The problem
Retype exactly the lines from the one containing "Extract the chart's" through the last line of the records below, including both, and leave out any pictures.

Part of a data file:
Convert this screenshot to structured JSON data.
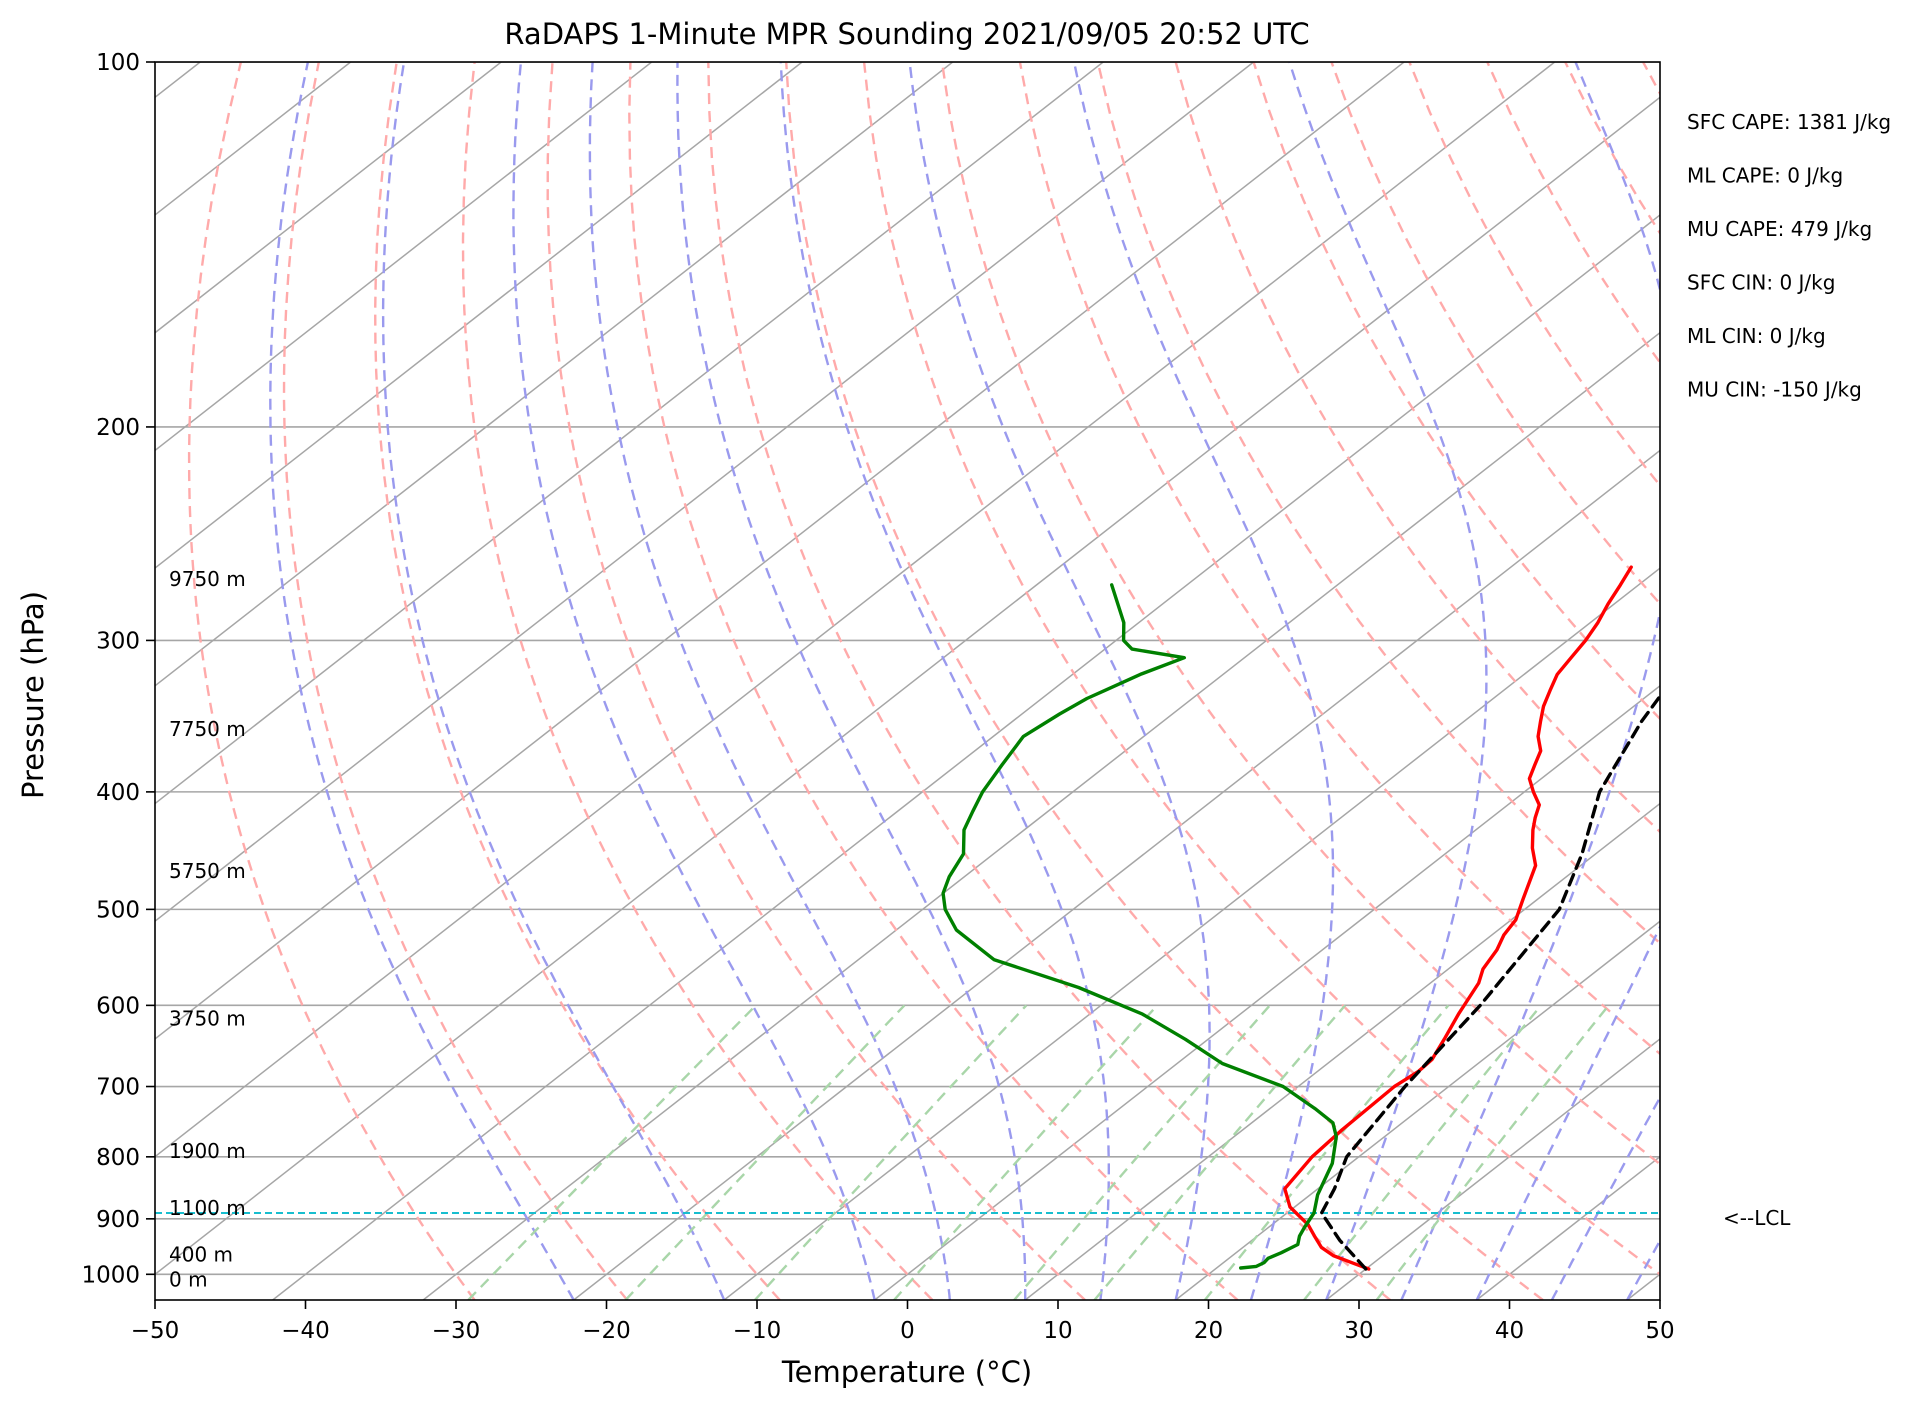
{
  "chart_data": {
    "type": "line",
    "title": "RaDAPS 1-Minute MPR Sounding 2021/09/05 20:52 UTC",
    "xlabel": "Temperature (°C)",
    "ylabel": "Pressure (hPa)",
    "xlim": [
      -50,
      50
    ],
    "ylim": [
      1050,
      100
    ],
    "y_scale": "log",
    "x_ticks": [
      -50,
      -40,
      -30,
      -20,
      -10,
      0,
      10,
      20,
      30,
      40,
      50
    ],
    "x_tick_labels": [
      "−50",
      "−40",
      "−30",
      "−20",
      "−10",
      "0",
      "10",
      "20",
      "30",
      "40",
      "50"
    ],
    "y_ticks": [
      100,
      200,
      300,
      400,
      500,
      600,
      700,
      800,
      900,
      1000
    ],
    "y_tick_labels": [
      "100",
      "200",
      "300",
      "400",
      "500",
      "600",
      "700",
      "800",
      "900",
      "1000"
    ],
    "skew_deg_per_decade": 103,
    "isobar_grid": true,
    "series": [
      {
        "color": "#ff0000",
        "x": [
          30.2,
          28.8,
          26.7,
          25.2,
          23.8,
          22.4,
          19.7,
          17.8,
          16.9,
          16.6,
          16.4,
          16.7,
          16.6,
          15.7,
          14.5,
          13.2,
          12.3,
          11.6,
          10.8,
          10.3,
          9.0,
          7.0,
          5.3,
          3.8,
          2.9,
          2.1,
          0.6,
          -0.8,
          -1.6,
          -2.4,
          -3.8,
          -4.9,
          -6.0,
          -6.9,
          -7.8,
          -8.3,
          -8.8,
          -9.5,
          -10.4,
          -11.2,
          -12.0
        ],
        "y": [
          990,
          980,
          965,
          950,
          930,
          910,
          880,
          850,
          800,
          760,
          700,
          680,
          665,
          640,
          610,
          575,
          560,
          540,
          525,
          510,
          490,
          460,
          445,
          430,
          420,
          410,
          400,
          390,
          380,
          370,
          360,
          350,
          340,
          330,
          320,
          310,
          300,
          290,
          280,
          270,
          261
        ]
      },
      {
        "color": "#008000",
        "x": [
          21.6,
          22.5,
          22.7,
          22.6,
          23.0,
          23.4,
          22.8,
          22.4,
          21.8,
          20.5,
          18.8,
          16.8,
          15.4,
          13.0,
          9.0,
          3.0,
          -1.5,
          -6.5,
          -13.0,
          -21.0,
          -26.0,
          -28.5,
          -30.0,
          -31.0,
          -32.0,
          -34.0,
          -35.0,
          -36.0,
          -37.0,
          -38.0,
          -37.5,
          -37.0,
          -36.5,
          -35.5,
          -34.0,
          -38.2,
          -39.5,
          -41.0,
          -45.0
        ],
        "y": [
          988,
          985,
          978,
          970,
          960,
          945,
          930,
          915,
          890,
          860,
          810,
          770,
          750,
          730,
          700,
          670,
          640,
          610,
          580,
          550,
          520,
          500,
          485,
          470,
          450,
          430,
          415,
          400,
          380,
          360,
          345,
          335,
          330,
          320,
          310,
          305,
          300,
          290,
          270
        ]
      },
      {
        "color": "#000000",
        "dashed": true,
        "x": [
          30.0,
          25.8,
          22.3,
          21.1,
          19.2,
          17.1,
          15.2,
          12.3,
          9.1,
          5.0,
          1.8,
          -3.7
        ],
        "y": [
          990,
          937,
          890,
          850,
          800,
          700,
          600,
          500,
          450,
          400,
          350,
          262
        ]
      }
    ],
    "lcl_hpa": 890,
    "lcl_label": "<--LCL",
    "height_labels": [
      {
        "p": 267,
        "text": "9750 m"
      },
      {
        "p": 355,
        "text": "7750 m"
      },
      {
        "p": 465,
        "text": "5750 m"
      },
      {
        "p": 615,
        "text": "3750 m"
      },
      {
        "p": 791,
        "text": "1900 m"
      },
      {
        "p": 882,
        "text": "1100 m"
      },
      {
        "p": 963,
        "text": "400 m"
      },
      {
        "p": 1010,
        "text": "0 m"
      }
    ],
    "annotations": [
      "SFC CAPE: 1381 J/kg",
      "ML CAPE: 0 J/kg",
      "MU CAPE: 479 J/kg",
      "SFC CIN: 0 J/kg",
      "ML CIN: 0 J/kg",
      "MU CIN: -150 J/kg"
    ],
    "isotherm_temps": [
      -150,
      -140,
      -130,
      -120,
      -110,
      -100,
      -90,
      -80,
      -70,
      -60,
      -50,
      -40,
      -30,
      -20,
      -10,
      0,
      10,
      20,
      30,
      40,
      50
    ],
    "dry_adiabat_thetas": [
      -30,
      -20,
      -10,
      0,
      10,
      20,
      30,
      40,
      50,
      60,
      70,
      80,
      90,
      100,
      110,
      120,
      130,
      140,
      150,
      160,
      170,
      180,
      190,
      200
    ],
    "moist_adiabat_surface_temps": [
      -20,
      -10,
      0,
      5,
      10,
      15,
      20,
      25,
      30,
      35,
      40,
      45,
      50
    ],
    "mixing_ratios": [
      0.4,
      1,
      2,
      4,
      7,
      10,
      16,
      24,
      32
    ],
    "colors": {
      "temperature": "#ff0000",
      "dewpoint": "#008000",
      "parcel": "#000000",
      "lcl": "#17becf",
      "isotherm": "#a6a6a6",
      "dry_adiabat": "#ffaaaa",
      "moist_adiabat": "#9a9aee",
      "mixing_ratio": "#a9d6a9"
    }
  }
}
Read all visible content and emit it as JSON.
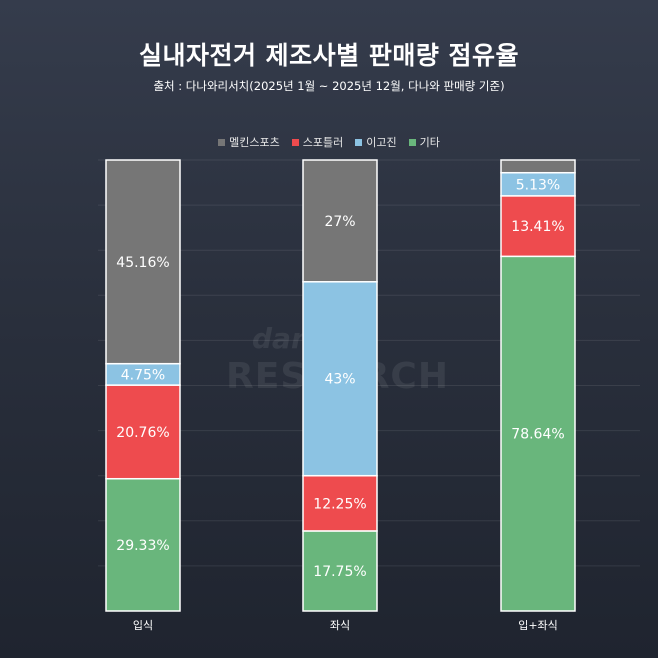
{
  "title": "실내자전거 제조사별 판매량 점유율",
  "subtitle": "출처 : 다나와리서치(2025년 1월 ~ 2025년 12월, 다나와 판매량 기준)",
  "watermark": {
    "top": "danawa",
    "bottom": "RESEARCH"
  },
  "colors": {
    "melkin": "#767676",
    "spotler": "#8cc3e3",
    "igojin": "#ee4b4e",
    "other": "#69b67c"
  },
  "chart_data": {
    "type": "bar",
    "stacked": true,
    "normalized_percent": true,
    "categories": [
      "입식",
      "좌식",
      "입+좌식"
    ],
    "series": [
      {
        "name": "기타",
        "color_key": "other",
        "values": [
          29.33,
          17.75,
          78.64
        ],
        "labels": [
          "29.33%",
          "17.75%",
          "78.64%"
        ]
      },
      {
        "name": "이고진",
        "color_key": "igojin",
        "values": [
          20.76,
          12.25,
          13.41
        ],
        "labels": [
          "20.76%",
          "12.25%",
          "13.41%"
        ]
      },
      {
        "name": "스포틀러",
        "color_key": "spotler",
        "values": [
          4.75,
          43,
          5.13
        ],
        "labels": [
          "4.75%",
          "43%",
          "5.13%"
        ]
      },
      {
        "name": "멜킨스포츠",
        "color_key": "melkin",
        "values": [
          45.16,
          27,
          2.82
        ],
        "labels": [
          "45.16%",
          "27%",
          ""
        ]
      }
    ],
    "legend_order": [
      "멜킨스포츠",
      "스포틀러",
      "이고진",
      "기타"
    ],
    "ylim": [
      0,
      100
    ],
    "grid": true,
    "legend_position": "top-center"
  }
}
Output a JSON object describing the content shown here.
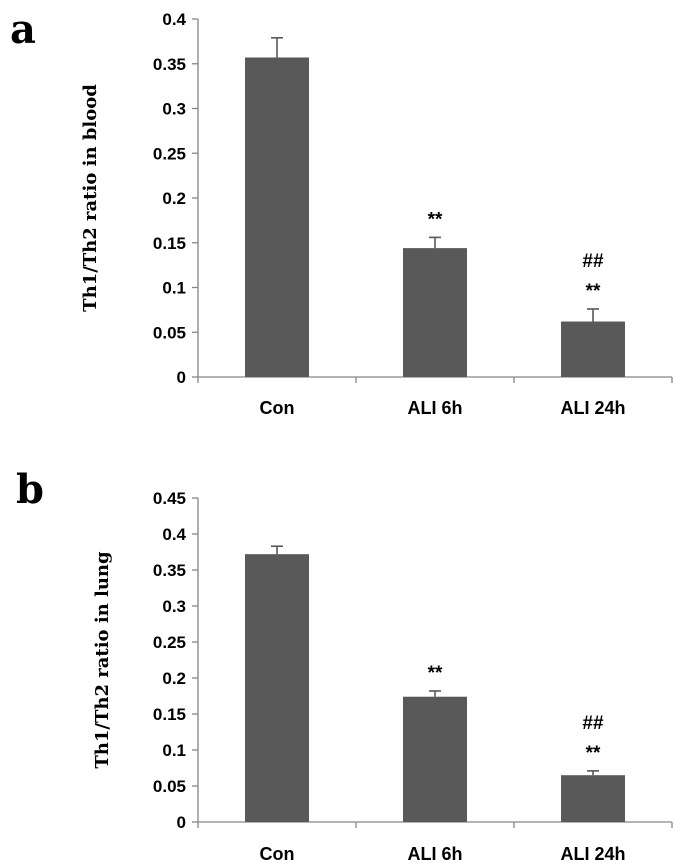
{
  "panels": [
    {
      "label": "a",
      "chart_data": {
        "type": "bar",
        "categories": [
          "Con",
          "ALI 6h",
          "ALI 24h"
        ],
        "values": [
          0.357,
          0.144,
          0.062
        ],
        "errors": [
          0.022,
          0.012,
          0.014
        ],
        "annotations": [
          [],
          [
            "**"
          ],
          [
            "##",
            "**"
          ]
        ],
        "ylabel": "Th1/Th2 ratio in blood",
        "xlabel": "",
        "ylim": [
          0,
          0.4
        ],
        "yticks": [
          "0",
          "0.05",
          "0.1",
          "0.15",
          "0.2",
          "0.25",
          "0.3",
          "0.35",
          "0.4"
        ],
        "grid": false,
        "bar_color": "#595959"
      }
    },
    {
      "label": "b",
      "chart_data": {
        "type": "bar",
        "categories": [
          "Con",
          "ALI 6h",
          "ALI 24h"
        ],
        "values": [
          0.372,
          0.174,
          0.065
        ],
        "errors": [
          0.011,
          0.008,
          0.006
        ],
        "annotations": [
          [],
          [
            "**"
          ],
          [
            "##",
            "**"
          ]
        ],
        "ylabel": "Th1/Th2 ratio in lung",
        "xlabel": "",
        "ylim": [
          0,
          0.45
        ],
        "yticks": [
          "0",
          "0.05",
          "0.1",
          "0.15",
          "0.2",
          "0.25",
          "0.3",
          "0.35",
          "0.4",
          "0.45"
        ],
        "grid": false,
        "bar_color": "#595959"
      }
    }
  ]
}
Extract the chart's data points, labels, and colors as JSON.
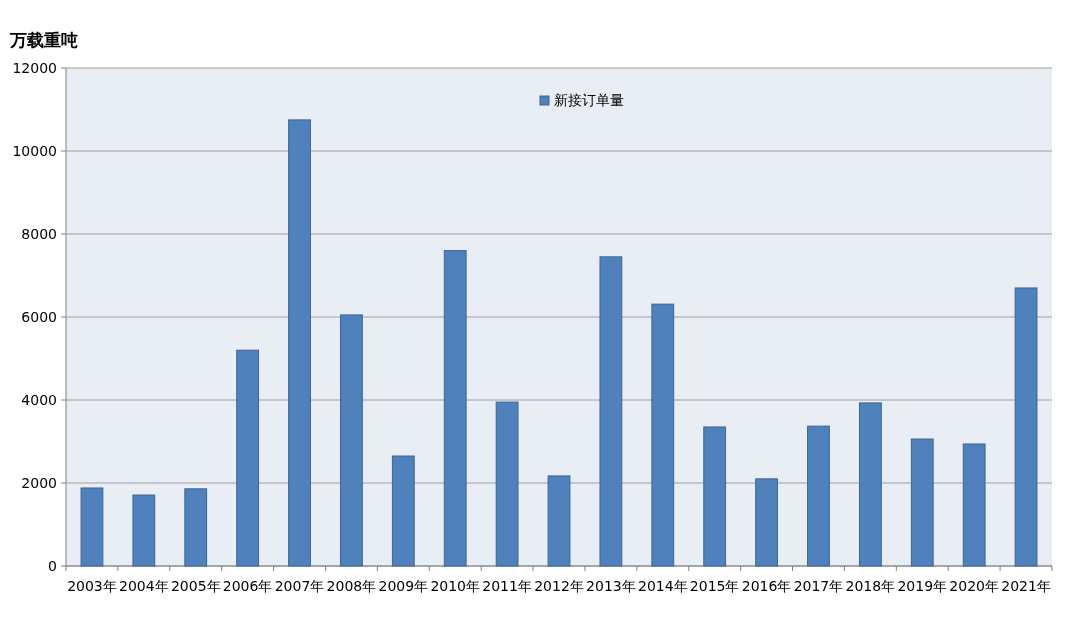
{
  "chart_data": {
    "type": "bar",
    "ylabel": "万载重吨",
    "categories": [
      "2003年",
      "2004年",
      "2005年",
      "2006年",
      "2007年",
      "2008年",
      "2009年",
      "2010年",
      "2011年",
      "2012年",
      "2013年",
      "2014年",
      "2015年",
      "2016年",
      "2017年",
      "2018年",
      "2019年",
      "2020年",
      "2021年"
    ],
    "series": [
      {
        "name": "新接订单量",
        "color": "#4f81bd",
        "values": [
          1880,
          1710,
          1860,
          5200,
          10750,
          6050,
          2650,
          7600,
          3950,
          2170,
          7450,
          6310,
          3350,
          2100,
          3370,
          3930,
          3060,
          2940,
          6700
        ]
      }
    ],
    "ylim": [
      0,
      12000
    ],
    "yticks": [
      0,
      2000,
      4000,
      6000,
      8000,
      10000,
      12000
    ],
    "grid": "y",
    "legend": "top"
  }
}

Response below
Extract the chart's data points, labels, and colors as JSON.
{
  "chart_data": {
    "type": "bar",
    "ylabel": "万载重吨",
    "categories": [
      "2003年",
      "2004年",
      "2005年",
      "2006年",
      "2007年",
      "2008年",
      "2009年",
      "2010年",
      "2011年",
      "2012年",
      "2013年",
      "2014年",
      "2015年",
      "2016年",
      "2017年",
      "2018年",
      "2019年",
      "2020年",
      "2021年"
    ],
    "series": [
      {
        "name": "新接订单量",
        "color": "#4f81bd",
        "values": [
          1880,
          1710,
          1860,
          5200,
          10750,
          6050,
          2650,
          7600,
          3950,
          2170,
          7450,
          6310,
          3350,
          2100,
          3370,
          3930,
          3060,
          2940,
          6700
        ]
      }
    ],
    "ylim": [
      0,
      12000
    ],
    "yticks": [
      0,
      2000,
      4000,
      6000,
      8000,
      10000,
      12000
    ],
    "grid": "y",
    "legend": "top"
  }
}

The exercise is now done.